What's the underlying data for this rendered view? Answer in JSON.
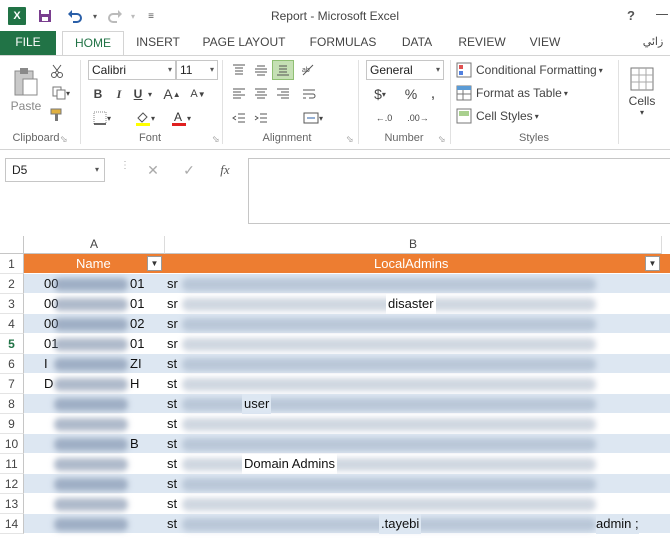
{
  "window": {
    "title": "Report - Microsoft Excel",
    "help": "?",
    "rtl_text": "زائي"
  },
  "tabs": [
    "FILE",
    "HOME",
    "INSERT",
    "PAGE LAYOUT",
    "FORMULAS",
    "DATA",
    "REVIEW",
    "VIEW"
  ],
  "ribbon": {
    "clipboard": {
      "label": "Clipboard",
      "paste": "Paste"
    },
    "font": {
      "label": "Font",
      "name": "Calibri",
      "size": "11",
      "bold": "B",
      "italic": "I",
      "underline": "U"
    },
    "alignment": {
      "label": "Alignment"
    },
    "number": {
      "label": "Number",
      "format": "General",
      "currency": "$",
      "percent": "%",
      "comma": ","
    },
    "styles": {
      "label": "Styles",
      "conditional": "Conditional Formatting",
      "table": "Format as Table",
      "cell_styles": "Cell Styles"
    },
    "cells": {
      "label": "Cells"
    }
  },
  "formula_bar": {
    "name_box": "D5",
    "fx": "fx",
    "formula": ""
  },
  "sheet": {
    "columns": [
      "A",
      "B"
    ],
    "header": {
      "col_a": "Name",
      "col_b": "LocalAdmins"
    },
    "rows": [
      {
        "num": "2",
        "a": "01",
        "a_pre": "00",
        "b_pre": "sr",
        "b_vis": "disaster",
        "b_vis_show": false
      },
      {
        "num": "3",
        "a": "01",
        "a_pre": "00",
        "b_pre": "sr",
        "b_vis": "disaster"
      },
      {
        "num": "4",
        "a": "02",
        "a_pre": "00",
        "b_pre": "sr",
        "b_vis": ""
      },
      {
        "num": "5",
        "a": "01",
        "a_pre": "01",
        "b_pre": "sr",
        "b_vis": ""
      },
      {
        "num": "6",
        "a": "ZI",
        "a_pre": "I",
        "b_pre": "st",
        "b_vis": ""
      },
      {
        "num": "7",
        "a": "H",
        "a_pre": "D",
        "b_pre": "st",
        "b_vis": ""
      },
      {
        "num": "8",
        "a": "",
        "a_pre": "",
        "b_pre": "st",
        "b_vis": "user"
      },
      {
        "num": "9",
        "a": "",
        "a_pre": "",
        "b_pre": "st",
        "b_vis": ""
      },
      {
        "num": "10",
        "a": "B",
        "a_pre": "",
        "b_pre": "st",
        "b_vis": ""
      },
      {
        "num": "11",
        "a": "",
        "a_pre": "",
        "b_pre": "st",
        "b_vis": "Domain Admins"
      },
      {
        "num": "12",
        "a": "",
        "a_pre": "",
        "b_pre": "st",
        "b_vis": ""
      },
      {
        "num": "13",
        "a": "",
        "a_pre": "",
        "b_pre": "st",
        "b_vis": ""
      },
      {
        "num": "14",
        "a": "",
        "a_pre": "",
        "b_pre": "st",
        "b_vis": ".tayebi",
        "b_vis2": "admin ;"
      }
    ],
    "active_row": "5"
  },
  "colors": {
    "accent": "#217346",
    "header_fill": "#ed7d31",
    "band": "#dde7f2"
  }
}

* [WHAT NEEDS TO BE DONE] Using the listing, collect all lines in which the string "label" is found.

* [THE RESULT]
      "label": "Clipboard",
      "label": "Font",
      "label": "Alignment"
      "label": "Number",
      "label": "Styles",
      "label": "Cells"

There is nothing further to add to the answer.